* Data listing
— start —
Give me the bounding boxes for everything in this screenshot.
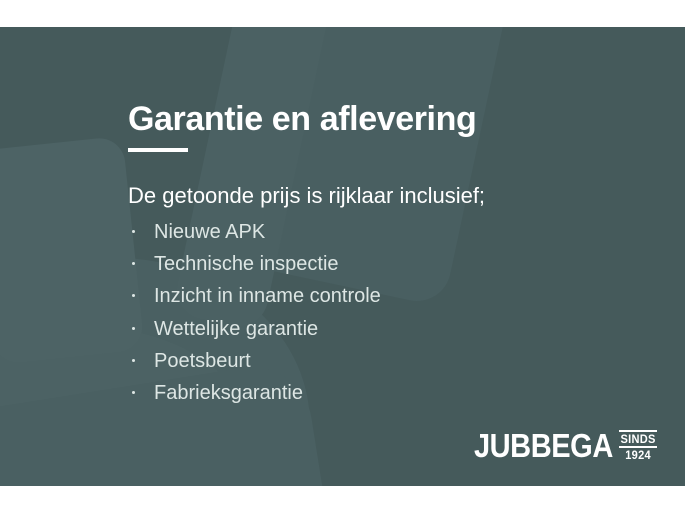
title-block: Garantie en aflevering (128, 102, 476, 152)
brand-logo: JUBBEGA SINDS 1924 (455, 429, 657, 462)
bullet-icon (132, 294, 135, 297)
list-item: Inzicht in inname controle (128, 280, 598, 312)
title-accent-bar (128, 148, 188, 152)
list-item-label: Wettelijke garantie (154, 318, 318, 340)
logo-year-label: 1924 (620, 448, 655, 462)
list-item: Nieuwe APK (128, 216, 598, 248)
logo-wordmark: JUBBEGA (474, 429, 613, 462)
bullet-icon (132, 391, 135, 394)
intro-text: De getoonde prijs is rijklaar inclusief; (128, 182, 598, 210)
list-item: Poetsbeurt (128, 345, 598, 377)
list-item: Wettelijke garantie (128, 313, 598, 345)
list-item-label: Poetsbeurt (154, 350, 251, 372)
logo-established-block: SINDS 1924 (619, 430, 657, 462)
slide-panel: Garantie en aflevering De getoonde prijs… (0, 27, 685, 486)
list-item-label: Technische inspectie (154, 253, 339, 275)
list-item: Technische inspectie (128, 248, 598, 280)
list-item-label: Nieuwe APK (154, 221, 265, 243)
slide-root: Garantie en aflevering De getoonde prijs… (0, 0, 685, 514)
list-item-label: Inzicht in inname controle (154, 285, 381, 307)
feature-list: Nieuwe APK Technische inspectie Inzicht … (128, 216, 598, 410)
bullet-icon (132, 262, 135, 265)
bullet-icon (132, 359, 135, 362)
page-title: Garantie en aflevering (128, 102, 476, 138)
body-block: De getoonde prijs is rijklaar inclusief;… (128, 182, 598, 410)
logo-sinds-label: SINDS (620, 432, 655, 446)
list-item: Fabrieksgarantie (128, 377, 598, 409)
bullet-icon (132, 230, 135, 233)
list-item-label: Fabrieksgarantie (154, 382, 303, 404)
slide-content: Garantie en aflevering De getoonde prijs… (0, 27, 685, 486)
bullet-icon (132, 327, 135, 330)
— end —
Could you reproduce the entries above word for word, without any pictures?

* Result of this task
Give me the bounding boxes for everything in this screenshot.
title-block: Garantie en aflevering (128, 102, 476, 152)
brand-logo: JUBBEGA SINDS 1924 (455, 429, 657, 462)
bullet-icon (132, 294, 135, 297)
list-item: Inzicht in inname controle (128, 280, 598, 312)
title-accent-bar (128, 148, 188, 152)
list-item-label: Wettelijke garantie (154, 318, 318, 340)
logo-year-label: 1924 (620, 448, 655, 462)
list-item: Nieuwe APK (128, 216, 598, 248)
logo-wordmark: JUBBEGA (474, 429, 613, 462)
bullet-icon (132, 391, 135, 394)
intro-text: De getoonde prijs is rijklaar inclusief; (128, 182, 598, 210)
list-item: Poetsbeurt (128, 345, 598, 377)
list-item: Wettelijke garantie (128, 313, 598, 345)
list-item-label: Poetsbeurt (154, 350, 251, 372)
logo-established-block: SINDS 1924 (619, 430, 657, 462)
slide-panel: Garantie en aflevering De getoonde prijs… (0, 27, 685, 486)
list-item-label: Technische inspectie (154, 253, 339, 275)
list-item: Technische inspectie (128, 248, 598, 280)
list-item-label: Nieuwe APK (154, 221, 265, 243)
slide-root: Garantie en aflevering De getoonde prijs… (0, 0, 685, 514)
list-item-label: Inzicht in inname controle (154, 285, 381, 307)
feature-list: Nieuwe APK Technische inspectie Inzicht … (128, 216, 598, 410)
bullet-icon (132, 262, 135, 265)
bullet-icon (132, 359, 135, 362)
page-title: Garantie en aflevering (128, 102, 476, 138)
body-block: De getoonde prijs is rijklaar inclusief;… (128, 182, 598, 410)
logo-sinds-label: SINDS (620, 432, 655, 446)
list-item: Fabrieksgarantie (128, 377, 598, 409)
bullet-icon (132, 230, 135, 233)
list-item-label: Fabrieksgarantie (154, 382, 303, 404)
slide-content: Garantie en aflevering De getoonde prijs… (0, 27, 685, 486)
bullet-icon (132, 327, 135, 330)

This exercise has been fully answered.